*Written request:* Gather all lines with "above" from the records.
[BEGIN The input]
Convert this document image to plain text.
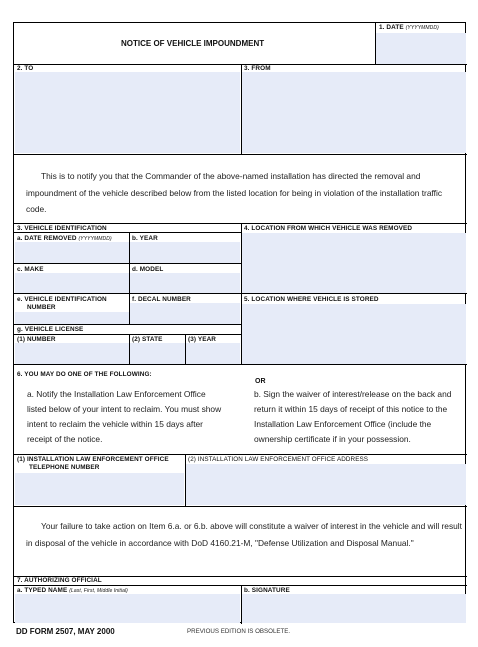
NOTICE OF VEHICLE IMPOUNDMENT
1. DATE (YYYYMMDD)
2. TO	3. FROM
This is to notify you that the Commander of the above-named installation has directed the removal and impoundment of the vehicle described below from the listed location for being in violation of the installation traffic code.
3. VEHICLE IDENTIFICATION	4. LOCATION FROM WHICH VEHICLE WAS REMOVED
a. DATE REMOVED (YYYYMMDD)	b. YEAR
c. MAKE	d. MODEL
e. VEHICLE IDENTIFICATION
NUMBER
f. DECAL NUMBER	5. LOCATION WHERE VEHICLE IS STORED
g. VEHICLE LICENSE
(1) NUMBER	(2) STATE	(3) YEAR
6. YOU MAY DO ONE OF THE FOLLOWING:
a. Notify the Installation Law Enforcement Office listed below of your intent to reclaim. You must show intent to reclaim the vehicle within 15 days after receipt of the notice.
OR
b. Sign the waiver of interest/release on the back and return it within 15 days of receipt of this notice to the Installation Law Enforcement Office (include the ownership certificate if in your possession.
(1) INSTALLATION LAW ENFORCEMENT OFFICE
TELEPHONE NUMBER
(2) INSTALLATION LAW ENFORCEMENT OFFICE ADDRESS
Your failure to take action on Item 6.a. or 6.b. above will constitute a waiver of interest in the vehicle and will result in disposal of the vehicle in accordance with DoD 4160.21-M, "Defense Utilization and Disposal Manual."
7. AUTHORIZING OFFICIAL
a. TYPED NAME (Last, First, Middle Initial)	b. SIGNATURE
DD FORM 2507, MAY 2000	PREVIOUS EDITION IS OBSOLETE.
[END The input]
[BEGIN The input]
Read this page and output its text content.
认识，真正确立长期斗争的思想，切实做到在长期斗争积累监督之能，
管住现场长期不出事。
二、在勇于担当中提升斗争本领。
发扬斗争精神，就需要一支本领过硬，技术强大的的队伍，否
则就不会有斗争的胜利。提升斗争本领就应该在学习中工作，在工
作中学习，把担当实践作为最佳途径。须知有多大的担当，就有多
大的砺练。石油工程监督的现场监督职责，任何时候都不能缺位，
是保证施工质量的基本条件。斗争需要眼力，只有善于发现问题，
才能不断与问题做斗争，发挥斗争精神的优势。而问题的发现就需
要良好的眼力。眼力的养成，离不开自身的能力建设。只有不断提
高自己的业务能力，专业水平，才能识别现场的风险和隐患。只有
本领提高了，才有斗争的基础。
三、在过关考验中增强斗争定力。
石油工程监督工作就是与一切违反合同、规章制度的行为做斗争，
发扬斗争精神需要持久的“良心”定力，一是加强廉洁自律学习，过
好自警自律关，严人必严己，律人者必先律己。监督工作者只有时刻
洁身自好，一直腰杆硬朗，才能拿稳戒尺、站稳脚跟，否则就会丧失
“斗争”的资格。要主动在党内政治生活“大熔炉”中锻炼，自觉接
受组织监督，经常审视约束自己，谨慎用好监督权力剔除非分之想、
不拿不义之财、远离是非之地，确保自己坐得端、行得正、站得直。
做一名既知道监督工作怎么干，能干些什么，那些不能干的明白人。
[END The input]
*The completed task:*
This is to notify you that the Commander of the above-named installation has directed the removal and impoundment of the vehicle described below from the listed location for being in violation of the installation traffic code.
Your failure to take action on Item 6.a. or 6.b. above will constitute a waiver of interest in the vehicle and will result in disposal of the vehicle in accordance with DoD 4160.21-M, "Defense Utilization and Disposal Manual."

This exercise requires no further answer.